Written instruction: Word for word, print each line of the listing below; pictures stay out.

----- Excerpted records

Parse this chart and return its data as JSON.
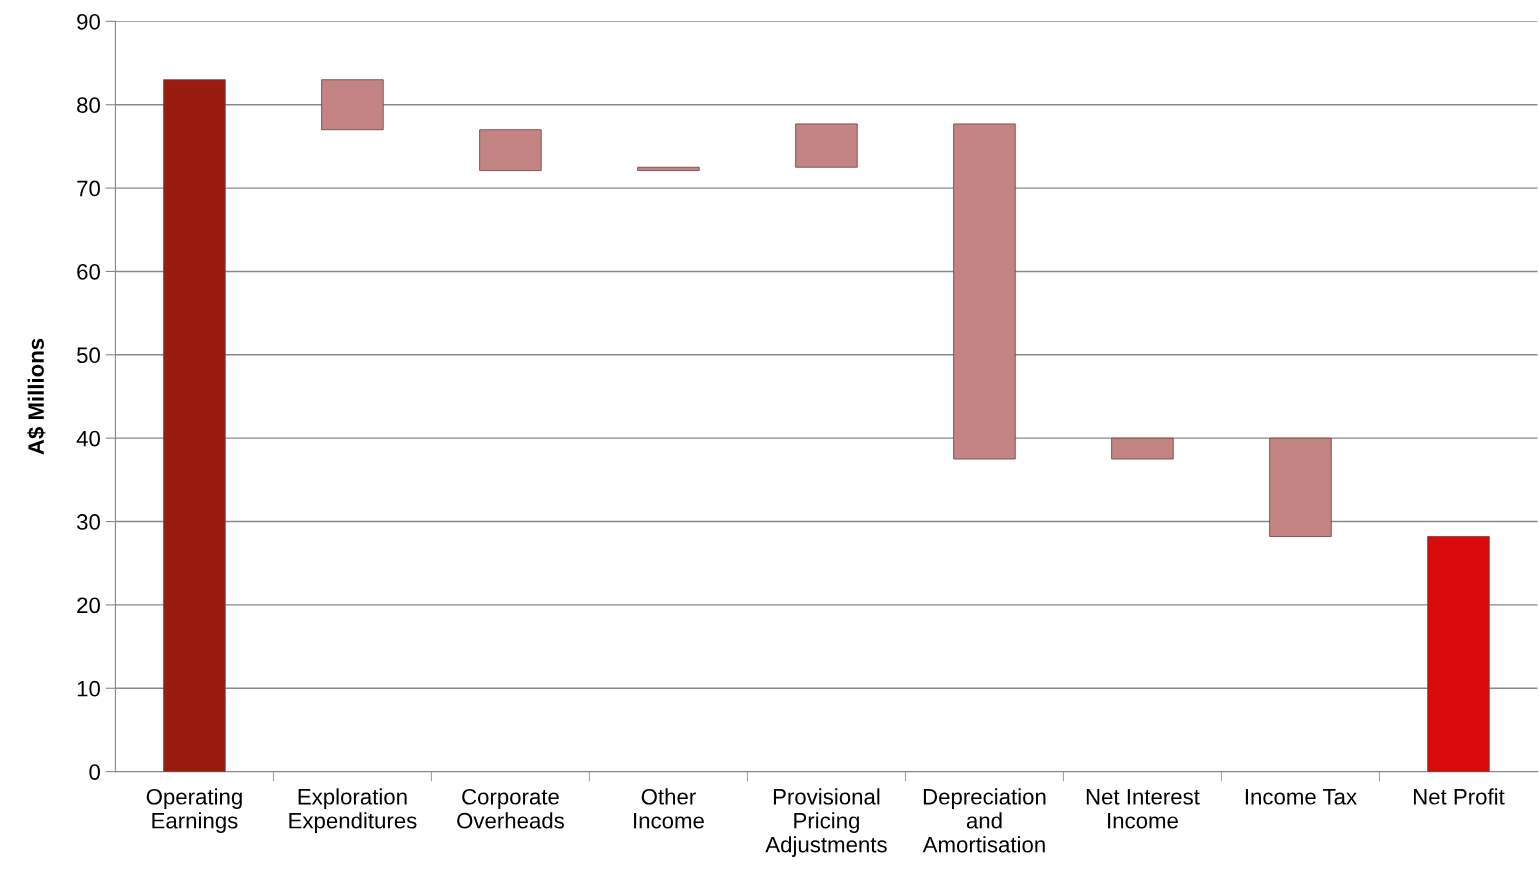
{
  "chart_data": {
    "type": "bar",
    "ylabel": "A$ Millions",
    "categories": [
      "Operating\nEarnings",
      "Exploration\nExpenditures",
      "Corporate\nOverheads",
      "Other\nIncome",
      "Provisional\nPricing\nAdjustments",
      "Depreciation\nand\nAmortisation",
      "Net Interest\nIncome",
      "Income Tax",
      "Net Profit"
    ],
    "values": [
      83.0,
      -6.0,
      -4.9,
      0.4,
      5.2,
      -40.2,
      2.5,
      -11.8,
      28.2
    ],
    "base": [
      0,
      83.0,
      77.0,
      72.1,
      72.5,
      77.7,
      37.5,
      40.0,
      0
    ],
    "colors": [
      "#9a1c10",
      "#c48484",
      "#c48484",
      "#c48484",
      "#c48484",
      "#c48484",
      "#c48484",
      "#c48484",
      "#d80a0a"
    ],
    "ylim": [
      0,
      90
    ],
    "yticks": [
      0,
      10,
      20,
      30,
      40,
      50,
      60,
      70,
      80,
      90
    ],
    "grid": "y",
    "legend": false
  }
}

----------

Task answer:
Parse this chart and return its data as JSON.
{
  "chart_data": {
    "type": "bar",
    "ylabel": "A$ Millions",
    "categories": [
      "Operating\nEarnings",
      "Exploration\nExpenditures",
      "Corporate\nOverheads",
      "Other\nIncome",
      "Provisional\nPricing\nAdjustments",
      "Depreciation\nand\nAmortisation",
      "Net Interest\nIncome",
      "Income Tax",
      "Net Profit"
    ],
    "values": [
      83.0,
      -6.0,
      -4.9,
      0.4,
      5.2,
      -40.2,
      2.5,
      -11.8,
      28.2
    ],
    "base": [
      0,
      83.0,
      77.0,
      72.1,
      72.5,
      77.7,
      37.5,
      40.0,
      0
    ],
    "colors": [
      "#9a1c10",
      "#c48484",
      "#c48484",
      "#c48484",
      "#c48484",
      "#c48484",
      "#c48484",
      "#c48484",
      "#d80a0a"
    ],
    "ylim": [
      0,
      90
    ],
    "yticks": [
      0,
      10,
      20,
      30,
      40,
      50,
      60,
      70,
      80,
      90
    ],
    "grid": "y",
    "legend": false
  }
}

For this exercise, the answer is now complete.